WHAT IS EXPECTED
Extract all lines in the data that contain the word "РЕЙСА".

========

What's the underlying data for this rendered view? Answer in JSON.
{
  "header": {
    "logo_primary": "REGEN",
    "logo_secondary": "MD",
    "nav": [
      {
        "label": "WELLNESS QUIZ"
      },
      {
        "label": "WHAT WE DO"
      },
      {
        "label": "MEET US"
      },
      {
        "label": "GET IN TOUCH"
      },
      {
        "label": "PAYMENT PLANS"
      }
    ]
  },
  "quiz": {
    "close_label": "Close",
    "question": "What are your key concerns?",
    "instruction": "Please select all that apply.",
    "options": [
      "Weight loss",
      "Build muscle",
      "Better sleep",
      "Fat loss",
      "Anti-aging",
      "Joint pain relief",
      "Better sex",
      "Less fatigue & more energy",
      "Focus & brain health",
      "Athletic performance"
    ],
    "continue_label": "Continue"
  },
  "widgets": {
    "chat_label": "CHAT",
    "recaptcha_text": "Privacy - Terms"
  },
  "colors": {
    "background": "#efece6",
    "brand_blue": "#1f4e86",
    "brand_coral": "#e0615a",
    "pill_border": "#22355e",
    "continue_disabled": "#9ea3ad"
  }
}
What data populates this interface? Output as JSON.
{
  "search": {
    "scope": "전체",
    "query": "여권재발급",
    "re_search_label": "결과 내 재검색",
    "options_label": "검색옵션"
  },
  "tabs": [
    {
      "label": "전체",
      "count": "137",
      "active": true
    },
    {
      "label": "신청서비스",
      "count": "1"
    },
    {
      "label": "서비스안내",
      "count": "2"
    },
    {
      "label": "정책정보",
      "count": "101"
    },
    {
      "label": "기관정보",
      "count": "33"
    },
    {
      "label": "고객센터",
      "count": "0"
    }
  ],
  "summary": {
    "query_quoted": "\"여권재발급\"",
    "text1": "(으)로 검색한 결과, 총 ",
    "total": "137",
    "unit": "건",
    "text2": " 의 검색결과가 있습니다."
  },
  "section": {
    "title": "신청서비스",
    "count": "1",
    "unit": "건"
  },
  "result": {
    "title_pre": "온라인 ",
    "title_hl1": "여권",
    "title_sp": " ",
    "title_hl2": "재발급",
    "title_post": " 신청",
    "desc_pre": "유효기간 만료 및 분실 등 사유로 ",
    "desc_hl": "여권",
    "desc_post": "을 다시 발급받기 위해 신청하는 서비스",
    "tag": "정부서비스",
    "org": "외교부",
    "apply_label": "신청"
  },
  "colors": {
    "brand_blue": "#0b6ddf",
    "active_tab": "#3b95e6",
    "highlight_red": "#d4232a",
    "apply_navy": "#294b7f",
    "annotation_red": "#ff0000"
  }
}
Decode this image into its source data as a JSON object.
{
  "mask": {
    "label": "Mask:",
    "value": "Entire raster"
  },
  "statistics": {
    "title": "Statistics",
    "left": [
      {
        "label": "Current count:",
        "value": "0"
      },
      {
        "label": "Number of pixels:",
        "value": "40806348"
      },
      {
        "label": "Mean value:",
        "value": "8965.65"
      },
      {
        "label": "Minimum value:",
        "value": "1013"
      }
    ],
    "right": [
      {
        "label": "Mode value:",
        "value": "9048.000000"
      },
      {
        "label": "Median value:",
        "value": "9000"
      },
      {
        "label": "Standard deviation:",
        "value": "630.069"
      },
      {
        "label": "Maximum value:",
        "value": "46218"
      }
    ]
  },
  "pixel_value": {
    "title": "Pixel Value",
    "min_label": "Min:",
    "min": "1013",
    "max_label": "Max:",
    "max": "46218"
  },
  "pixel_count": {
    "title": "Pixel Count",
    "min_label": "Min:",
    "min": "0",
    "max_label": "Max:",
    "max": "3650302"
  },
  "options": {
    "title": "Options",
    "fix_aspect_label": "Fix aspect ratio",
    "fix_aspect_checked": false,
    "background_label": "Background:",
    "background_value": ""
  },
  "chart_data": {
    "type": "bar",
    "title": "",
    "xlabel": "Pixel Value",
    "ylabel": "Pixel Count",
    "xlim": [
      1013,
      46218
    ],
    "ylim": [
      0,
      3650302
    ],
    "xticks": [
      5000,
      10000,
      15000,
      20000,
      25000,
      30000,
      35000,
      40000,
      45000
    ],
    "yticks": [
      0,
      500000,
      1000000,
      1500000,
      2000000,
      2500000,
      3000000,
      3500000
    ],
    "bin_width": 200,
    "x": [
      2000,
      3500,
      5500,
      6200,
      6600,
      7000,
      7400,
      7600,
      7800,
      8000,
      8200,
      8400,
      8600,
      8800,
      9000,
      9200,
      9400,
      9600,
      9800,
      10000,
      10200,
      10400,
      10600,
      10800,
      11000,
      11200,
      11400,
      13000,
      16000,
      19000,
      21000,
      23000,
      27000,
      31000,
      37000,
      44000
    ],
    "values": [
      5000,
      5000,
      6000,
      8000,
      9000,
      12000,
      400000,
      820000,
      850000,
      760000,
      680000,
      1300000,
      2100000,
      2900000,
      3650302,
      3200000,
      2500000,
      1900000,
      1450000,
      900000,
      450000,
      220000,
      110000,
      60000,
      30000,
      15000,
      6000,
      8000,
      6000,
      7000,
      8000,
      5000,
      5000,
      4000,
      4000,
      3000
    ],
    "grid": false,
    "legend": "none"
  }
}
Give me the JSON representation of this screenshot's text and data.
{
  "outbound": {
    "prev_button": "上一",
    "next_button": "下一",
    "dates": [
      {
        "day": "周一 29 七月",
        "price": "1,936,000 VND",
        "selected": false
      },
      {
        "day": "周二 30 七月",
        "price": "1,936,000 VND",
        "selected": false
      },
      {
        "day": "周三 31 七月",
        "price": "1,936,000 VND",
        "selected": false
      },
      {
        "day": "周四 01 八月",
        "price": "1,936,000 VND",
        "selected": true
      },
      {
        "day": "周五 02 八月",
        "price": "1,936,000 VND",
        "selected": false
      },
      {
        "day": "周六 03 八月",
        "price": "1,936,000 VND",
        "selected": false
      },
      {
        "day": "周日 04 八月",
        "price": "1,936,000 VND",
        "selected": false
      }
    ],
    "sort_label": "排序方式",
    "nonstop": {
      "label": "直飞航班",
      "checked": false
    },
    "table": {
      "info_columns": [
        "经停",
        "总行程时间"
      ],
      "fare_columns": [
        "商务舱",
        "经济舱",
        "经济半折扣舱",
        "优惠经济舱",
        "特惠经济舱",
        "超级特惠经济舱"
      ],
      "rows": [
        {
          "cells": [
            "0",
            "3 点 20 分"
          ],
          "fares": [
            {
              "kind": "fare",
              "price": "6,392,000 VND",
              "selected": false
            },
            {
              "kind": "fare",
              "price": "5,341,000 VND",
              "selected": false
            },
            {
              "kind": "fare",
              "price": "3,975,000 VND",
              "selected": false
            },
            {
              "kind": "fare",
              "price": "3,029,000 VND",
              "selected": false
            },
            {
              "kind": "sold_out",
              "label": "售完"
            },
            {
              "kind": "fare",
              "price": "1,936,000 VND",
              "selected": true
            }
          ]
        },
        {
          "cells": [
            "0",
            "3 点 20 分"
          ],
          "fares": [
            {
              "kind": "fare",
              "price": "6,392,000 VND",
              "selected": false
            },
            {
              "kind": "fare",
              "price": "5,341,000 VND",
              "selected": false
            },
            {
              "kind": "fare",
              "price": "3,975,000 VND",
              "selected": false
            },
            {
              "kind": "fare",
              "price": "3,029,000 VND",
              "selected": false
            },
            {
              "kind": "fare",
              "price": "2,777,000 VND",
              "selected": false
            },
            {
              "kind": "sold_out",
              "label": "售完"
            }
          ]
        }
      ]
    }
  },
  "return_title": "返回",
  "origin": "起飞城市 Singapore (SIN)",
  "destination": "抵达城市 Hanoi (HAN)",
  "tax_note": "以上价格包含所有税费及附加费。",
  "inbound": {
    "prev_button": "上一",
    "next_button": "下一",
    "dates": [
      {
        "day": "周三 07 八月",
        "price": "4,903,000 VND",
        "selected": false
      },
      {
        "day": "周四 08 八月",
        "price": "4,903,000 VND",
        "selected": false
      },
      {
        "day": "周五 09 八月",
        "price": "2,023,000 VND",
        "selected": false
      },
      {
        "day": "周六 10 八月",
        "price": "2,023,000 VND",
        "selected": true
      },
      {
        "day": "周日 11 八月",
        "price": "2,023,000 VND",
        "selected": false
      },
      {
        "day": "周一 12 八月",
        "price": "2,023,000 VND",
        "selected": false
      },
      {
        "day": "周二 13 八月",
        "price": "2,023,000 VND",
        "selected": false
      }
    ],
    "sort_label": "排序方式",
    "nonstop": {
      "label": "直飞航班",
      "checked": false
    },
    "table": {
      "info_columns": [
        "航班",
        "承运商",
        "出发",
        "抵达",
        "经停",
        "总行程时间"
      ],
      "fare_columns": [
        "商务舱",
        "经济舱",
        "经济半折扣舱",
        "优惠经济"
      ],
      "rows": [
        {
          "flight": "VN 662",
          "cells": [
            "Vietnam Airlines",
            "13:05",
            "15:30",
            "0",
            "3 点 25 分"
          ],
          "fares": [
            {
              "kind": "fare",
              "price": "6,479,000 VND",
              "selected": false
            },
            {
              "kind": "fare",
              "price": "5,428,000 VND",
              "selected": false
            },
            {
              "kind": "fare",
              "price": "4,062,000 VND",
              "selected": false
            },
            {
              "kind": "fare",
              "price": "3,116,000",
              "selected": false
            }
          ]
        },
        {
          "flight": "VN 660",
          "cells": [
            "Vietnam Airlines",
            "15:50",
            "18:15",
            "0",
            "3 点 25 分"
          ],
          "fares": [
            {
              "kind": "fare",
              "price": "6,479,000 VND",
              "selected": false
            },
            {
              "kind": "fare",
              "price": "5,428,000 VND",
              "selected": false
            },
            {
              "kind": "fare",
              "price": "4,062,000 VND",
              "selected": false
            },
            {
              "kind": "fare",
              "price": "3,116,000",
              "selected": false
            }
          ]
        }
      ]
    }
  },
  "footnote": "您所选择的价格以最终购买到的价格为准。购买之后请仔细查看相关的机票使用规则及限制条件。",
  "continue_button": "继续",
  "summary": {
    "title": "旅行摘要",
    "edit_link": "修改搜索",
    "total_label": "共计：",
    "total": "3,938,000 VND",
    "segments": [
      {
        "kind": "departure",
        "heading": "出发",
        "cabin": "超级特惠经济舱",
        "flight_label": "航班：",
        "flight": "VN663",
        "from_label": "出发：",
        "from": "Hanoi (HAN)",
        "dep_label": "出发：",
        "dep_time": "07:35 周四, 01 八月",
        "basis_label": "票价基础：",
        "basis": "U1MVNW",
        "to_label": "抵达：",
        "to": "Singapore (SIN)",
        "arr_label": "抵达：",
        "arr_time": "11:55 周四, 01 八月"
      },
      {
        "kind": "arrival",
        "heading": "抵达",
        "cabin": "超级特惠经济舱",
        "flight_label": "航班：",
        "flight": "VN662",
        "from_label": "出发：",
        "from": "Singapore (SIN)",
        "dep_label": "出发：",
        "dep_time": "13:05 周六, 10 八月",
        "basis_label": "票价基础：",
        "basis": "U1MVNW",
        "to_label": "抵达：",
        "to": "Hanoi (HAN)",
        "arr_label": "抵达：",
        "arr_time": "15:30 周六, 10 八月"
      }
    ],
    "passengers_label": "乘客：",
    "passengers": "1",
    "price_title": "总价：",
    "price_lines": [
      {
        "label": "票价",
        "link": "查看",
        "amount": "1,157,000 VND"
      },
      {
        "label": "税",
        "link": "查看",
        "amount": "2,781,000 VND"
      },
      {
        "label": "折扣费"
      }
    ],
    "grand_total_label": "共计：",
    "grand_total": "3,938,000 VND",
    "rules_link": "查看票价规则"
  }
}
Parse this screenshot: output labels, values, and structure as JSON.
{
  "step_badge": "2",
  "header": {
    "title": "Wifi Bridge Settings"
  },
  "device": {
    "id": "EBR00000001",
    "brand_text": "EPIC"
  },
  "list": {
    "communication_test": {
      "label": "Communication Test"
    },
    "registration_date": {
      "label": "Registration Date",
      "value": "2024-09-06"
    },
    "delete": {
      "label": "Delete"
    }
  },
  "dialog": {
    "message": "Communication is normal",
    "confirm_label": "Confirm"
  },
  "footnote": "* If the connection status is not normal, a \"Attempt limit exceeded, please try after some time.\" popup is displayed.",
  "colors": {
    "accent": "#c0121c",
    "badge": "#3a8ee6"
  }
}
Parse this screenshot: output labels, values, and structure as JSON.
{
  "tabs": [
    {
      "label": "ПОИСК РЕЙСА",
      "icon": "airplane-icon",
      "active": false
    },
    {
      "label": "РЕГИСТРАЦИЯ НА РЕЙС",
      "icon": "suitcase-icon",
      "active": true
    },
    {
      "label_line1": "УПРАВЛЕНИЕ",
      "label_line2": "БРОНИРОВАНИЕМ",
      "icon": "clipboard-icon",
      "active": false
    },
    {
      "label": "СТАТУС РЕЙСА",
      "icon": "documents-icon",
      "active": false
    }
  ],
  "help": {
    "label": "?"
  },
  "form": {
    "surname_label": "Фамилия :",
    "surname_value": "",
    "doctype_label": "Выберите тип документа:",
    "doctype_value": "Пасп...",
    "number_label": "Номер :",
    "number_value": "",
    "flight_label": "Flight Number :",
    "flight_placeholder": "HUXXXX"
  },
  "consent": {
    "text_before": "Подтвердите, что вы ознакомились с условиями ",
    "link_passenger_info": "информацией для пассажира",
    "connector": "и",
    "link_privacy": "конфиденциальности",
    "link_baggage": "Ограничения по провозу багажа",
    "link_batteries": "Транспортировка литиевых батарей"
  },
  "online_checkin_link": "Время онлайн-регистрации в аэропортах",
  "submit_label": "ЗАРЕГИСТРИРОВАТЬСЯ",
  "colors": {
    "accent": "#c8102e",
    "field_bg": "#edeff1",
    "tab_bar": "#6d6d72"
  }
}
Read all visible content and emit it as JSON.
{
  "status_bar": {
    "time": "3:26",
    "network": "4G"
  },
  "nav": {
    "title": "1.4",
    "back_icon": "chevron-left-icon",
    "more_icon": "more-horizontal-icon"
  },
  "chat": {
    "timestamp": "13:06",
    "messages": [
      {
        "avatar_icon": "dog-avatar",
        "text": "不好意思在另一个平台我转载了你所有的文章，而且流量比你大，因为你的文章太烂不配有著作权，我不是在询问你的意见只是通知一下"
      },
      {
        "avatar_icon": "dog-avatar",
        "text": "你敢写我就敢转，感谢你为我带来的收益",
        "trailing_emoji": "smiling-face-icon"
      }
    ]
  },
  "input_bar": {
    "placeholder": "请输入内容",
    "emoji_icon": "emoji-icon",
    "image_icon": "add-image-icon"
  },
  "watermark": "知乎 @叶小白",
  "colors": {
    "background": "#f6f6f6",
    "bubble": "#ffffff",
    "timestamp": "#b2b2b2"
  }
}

========

SOLUTION BELOW
      "label": "ПОИСК РЕЙСА",
      "label": "СТАТУС РЕЙСА",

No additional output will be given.